--- START Exercise material ---

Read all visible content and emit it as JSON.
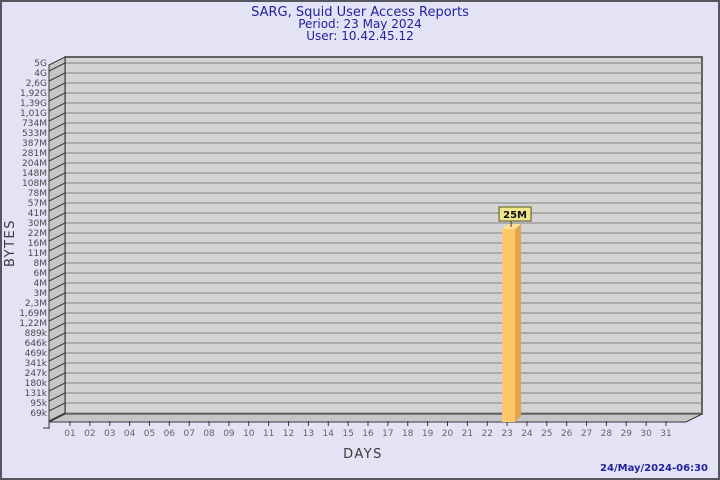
{
  "chart_data": {
    "type": "bar",
    "title": "SARG, Squid User Access Reports",
    "subtitle_period": "Period: 23 May 2024",
    "subtitle_user": "User: 10.42.45.12",
    "xlabel": "DAYS",
    "ylabel": "BYTES",
    "y_scale": "log",
    "y_range": [
      "69k",
      "5G"
    ],
    "grid": "horizontal",
    "legend": "none",
    "y_ticks": [
      "5G",
      "4G",
      "2,6G",
      "1,92G",
      "1,39G",
      "1,01G",
      "734M",
      "533M",
      "387M",
      "281M",
      "204M",
      "148M",
      "108M",
      "78M",
      "57M",
      "41M",
      "30M",
      "22M",
      "16M",
      "11M",
      "8M",
      "6M",
      "4M",
      "3M",
      "2,3M",
      "1,69M",
      "1,22M",
      "889k",
      "646k",
      "469k",
      "341k",
      "247k",
      "180k",
      "131k",
      "95k",
      "69k"
    ],
    "x_ticks": [
      "01",
      "02",
      "03",
      "04",
      "05",
      "06",
      "07",
      "08",
      "09",
      "10",
      "11",
      "12",
      "13",
      "14",
      "15",
      "16",
      "17",
      "18",
      "19",
      "20",
      "21",
      "22",
      "23",
      "24",
      "25",
      "26",
      "27",
      "28",
      "29",
      "30",
      "31"
    ],
    "series": [
      {
        "name": "bytes",
        "values": [
          0,
          0,
          0,
          0,
          0,
          0,
          0,
          0,
          0,
          0,
          0,
          0,
          0,
          0,
          0,
          0,
          0,
          0,
          0,
          0,
          0,
          0,
          25000000,
          0,
          0,
          0,
          0,
          0,
          0,
          0,
          0
        ]
      }
    ],
    "annotations": [
      {
        "day": "23",
        "text": "25M"
      }
    ],
    "colors": {
      "background": "#e3e3f5",
      "plot_background": "#d4d4d4",
      "wall": "#c6c6c6",
      "gridline": "#828282",
      "frame": "#3a3a3a",
      "bar_front": "#fec768",
      "bar_side": "#dfa64f",
      "bar_top": "#ffdf9b",
      "annotation_bg": "#f0e68c",
      "annotation_border": "#55551e",
      "annotation_text": "#111111",
      "title": "#22229b",
      "axis_text": "#4c4c4c",
      "day_text": "#666666"
    }
  },
  "footer": {
    "timestamp": "24/May/2024-06:30"
  }
}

--- END Exercise material ---

- [Your instructions]: Going through the entries above line by line, work out how many lines include the word "User". Only the number is required.

- [Exercise result]: 2